• [Directions for this task]
Pull out every line below that contains the word "xlabel".

_ _ _ _ _ _ _

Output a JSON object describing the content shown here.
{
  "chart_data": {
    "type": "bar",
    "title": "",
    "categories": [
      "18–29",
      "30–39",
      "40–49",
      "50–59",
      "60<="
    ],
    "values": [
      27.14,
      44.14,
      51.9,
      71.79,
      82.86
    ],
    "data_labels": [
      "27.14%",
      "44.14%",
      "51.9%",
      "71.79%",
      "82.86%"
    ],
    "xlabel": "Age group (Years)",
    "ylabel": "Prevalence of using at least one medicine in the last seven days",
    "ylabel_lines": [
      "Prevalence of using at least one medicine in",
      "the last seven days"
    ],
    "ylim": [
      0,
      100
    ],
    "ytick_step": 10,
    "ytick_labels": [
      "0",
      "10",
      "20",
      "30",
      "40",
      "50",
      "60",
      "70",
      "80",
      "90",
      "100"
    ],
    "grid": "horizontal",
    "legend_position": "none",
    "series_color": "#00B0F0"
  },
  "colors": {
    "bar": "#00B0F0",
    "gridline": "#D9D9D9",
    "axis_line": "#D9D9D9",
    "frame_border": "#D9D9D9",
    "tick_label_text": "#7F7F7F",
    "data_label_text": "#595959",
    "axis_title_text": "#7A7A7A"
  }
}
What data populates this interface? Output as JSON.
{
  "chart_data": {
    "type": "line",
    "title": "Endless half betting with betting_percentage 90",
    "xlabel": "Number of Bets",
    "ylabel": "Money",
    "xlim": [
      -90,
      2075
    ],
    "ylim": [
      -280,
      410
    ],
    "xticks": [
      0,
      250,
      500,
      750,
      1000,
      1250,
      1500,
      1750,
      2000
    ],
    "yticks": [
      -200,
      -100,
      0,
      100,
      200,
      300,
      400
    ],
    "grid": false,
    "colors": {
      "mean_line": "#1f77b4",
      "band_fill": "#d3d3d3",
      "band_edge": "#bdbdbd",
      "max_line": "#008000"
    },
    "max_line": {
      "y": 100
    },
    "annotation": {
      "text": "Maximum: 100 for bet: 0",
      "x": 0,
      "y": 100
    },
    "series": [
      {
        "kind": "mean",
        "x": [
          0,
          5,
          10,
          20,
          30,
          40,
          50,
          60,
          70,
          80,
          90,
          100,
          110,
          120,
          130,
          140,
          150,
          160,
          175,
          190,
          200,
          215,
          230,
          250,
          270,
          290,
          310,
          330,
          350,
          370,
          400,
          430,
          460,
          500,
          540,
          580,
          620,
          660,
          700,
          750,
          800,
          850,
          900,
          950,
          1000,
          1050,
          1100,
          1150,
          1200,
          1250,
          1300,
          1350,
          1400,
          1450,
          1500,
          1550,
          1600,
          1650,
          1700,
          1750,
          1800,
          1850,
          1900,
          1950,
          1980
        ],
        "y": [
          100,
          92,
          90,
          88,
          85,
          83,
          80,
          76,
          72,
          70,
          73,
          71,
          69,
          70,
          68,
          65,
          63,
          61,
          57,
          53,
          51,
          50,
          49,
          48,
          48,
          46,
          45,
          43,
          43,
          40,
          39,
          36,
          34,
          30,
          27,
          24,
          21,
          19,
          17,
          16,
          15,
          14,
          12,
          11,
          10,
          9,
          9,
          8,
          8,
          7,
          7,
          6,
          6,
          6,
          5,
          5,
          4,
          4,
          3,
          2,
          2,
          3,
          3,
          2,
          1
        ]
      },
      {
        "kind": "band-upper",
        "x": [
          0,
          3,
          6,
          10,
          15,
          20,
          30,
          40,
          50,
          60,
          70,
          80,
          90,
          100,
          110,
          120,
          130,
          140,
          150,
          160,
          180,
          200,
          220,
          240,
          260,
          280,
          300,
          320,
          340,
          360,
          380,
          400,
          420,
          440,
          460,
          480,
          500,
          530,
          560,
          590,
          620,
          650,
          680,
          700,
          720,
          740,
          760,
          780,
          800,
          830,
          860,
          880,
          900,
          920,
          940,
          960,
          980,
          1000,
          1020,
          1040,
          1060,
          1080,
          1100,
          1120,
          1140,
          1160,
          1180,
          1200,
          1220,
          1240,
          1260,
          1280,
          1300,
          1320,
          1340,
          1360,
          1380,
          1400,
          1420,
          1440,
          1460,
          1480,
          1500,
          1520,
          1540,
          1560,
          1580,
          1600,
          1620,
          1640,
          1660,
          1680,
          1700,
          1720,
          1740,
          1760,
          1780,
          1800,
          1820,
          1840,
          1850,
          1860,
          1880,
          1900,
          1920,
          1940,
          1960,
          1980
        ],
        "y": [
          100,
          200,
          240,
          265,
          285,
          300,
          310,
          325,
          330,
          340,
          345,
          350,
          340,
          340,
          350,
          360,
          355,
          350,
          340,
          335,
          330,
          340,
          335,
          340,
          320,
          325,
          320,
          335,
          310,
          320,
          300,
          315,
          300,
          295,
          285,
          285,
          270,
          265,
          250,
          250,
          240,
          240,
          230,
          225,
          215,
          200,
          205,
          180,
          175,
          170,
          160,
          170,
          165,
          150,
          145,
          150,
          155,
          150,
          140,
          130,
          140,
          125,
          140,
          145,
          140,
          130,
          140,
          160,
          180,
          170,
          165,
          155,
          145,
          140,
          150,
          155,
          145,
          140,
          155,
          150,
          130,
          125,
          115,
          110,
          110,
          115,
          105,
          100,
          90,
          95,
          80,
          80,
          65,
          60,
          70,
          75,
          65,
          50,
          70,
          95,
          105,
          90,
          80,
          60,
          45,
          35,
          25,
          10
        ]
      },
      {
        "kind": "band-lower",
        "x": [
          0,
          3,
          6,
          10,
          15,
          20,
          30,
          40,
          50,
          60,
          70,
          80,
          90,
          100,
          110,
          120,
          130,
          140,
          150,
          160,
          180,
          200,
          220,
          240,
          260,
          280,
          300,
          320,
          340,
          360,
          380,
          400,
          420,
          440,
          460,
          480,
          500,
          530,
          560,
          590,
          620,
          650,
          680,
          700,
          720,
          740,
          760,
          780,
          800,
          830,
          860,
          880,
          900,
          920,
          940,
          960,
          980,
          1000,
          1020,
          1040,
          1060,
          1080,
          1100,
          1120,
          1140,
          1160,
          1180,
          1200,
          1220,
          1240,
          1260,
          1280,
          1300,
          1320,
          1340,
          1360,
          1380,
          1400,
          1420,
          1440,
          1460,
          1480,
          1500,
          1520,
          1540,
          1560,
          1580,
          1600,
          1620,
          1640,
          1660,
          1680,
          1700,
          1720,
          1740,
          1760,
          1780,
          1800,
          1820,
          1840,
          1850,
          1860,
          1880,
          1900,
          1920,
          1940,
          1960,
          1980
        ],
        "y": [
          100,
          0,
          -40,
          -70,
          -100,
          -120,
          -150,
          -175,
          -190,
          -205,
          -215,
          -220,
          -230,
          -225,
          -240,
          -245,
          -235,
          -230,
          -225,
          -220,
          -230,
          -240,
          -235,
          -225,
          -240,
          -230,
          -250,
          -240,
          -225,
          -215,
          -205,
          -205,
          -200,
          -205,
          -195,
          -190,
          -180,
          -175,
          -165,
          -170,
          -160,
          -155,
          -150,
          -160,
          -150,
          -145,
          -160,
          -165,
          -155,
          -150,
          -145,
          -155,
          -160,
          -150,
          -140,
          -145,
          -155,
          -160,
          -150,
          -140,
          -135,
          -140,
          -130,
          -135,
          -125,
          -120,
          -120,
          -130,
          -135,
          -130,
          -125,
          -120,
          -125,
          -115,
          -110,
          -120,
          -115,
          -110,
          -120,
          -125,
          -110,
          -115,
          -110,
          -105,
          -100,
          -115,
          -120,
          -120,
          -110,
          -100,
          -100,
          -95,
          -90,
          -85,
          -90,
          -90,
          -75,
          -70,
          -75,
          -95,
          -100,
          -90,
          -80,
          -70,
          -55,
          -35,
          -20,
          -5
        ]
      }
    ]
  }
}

_ _ _ _ _ _ _

• [Completed exercise]
    "xlabel": "Age group (Years)",
    "xlabel": "Number of Bets",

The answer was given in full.